[Begin RECORD EXTRACTS]

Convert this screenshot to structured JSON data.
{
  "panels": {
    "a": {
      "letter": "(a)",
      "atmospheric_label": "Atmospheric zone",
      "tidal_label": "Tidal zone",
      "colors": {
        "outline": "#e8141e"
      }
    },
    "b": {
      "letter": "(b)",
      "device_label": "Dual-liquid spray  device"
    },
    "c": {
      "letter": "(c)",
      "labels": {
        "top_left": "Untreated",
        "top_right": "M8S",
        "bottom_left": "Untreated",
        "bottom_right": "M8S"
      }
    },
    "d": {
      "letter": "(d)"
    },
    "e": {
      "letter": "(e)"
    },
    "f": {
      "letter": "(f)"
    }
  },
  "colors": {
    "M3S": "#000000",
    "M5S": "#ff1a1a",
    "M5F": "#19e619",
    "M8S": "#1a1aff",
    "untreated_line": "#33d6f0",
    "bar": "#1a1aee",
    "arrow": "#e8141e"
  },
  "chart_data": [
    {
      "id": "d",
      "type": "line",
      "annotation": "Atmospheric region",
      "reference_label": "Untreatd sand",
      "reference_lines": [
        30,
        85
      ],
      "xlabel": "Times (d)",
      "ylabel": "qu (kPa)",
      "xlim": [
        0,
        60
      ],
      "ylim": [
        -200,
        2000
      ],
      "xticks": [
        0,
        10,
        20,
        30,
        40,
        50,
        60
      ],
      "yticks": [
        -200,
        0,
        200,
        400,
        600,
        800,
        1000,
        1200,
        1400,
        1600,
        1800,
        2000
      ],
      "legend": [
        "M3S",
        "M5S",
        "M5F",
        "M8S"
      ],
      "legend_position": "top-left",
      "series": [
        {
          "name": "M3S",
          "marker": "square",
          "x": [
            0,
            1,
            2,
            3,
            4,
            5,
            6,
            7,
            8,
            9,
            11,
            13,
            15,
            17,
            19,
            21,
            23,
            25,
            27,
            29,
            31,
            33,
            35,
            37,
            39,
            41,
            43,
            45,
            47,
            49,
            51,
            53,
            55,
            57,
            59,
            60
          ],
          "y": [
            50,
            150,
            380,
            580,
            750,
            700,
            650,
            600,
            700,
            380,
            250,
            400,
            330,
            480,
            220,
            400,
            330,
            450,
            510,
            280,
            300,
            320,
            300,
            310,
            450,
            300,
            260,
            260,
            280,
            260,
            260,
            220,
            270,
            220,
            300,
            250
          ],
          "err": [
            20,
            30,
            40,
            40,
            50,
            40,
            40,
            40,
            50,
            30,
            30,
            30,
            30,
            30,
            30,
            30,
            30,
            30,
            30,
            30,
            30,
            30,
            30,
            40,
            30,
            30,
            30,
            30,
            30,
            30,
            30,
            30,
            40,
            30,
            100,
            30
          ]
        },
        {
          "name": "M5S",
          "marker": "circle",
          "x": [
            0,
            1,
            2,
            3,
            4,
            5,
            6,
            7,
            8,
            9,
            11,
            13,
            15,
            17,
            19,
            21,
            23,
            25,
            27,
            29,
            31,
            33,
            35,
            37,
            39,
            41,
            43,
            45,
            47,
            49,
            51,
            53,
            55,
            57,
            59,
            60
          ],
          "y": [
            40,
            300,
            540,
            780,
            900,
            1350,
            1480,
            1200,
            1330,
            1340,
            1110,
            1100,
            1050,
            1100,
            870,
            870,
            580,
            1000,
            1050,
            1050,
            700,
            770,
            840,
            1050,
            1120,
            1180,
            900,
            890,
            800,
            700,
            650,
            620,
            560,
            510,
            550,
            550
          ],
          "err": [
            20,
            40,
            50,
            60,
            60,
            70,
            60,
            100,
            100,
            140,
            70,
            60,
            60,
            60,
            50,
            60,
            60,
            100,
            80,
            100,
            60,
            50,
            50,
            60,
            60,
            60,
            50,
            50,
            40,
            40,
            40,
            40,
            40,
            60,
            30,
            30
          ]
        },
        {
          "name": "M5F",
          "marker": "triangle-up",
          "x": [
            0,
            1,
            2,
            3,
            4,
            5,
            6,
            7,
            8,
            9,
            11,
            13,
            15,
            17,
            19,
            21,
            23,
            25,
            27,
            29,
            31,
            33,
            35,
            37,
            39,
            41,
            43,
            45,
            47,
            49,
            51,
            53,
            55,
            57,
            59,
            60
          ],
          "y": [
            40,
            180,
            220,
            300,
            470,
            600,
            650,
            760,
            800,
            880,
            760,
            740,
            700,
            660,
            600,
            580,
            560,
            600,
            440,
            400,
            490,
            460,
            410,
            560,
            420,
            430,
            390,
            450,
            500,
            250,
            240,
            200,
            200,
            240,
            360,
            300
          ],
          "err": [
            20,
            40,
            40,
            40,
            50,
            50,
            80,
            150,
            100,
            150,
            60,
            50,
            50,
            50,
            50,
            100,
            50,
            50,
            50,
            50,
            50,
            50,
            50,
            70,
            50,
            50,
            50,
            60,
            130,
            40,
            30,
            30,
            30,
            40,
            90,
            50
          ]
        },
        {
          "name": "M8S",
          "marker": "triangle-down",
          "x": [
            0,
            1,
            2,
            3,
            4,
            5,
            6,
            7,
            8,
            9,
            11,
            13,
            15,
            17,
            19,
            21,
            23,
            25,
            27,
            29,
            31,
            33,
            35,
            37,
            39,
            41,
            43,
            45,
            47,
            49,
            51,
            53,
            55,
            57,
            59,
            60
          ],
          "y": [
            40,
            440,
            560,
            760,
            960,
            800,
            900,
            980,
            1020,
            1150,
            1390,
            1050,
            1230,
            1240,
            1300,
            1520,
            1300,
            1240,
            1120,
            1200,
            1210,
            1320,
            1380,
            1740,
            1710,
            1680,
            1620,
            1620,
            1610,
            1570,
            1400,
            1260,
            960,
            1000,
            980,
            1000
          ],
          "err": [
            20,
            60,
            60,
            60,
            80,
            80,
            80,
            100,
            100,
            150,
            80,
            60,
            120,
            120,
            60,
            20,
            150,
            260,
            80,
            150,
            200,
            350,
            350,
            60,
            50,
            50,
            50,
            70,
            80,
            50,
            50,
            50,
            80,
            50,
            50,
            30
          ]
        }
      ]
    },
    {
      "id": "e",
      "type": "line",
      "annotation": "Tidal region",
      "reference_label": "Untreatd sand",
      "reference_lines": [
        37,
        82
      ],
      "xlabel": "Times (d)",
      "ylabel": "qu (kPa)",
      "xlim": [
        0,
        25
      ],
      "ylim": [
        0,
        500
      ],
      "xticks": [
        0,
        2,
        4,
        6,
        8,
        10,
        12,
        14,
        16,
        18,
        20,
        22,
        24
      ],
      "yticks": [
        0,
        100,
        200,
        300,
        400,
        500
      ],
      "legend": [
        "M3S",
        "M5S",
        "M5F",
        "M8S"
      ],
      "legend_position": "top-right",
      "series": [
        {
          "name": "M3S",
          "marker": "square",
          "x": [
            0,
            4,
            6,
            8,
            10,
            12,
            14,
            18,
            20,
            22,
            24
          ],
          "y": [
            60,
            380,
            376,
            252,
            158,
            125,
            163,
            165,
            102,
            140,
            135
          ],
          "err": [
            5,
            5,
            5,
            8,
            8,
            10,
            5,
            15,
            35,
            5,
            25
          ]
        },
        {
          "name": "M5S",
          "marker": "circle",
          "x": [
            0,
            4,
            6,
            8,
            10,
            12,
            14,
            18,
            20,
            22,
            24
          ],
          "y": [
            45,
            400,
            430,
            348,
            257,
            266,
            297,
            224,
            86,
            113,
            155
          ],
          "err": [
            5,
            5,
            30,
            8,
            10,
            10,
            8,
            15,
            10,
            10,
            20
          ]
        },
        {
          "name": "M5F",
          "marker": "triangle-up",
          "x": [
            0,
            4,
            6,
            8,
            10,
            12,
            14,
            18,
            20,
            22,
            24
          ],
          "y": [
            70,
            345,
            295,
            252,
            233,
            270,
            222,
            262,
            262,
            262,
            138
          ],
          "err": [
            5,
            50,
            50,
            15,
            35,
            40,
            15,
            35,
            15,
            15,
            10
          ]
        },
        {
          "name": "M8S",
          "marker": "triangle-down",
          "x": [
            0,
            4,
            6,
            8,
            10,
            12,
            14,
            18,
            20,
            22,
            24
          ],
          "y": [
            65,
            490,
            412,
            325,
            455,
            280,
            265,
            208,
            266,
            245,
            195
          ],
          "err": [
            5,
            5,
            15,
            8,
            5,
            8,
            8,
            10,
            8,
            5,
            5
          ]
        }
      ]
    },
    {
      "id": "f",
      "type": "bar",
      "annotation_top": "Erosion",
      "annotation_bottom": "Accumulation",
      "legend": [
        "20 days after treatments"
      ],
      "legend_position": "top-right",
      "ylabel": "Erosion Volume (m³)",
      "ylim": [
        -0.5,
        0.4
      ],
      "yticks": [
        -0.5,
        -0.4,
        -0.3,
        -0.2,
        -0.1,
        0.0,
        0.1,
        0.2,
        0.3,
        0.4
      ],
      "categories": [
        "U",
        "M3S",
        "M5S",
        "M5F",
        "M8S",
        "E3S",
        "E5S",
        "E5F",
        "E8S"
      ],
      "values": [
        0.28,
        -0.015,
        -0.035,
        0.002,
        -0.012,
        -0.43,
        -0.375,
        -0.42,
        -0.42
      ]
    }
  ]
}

[End RECORD EXTRACTS]

§ OBJECTIVE: Write out every line of the data that holds the word "letter".

§ IN RESPONSE:
      "letter": "(a)",
      "letter": "(b)",
      "letter": "(c)",
      "letter": "(d)"
      "letter": "(e)"
      "letter": "(f)"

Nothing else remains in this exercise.